Data rows —
******
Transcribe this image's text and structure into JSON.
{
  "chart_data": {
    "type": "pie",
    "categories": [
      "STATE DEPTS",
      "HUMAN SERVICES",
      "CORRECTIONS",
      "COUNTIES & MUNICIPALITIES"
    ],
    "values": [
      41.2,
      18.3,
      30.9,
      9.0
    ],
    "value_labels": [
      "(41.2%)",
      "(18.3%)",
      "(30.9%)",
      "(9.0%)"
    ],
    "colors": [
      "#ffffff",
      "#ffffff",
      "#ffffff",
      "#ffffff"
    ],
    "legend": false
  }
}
******
What needs to be done — Transcribe the material above in its entirety. Match it exactly.

Output for this task —
Transcribe this image's text and structure into JSON.
{
  "chart_data": {
    "type": "pie",
    "categories": [
      "STATE DEPTS",
      "HUMAN SERVICES",
      "CORRECTIONS",
      "COUNTIES & MUNICIPALITIES"
    ],
    "values": [
      41.2,
      18.3,
      30.9,
      9.0
    ],
    "value_labels": [
      "(41.2%)",
      "(18.3%)",
      "(30.9%)",
      "(9.0%)"
    ],
    "colors": [
      "#ffffff",
      "#ffffff",
      "#ffffff",
      "#ffffff"
    ],
    "legend": false
  }
}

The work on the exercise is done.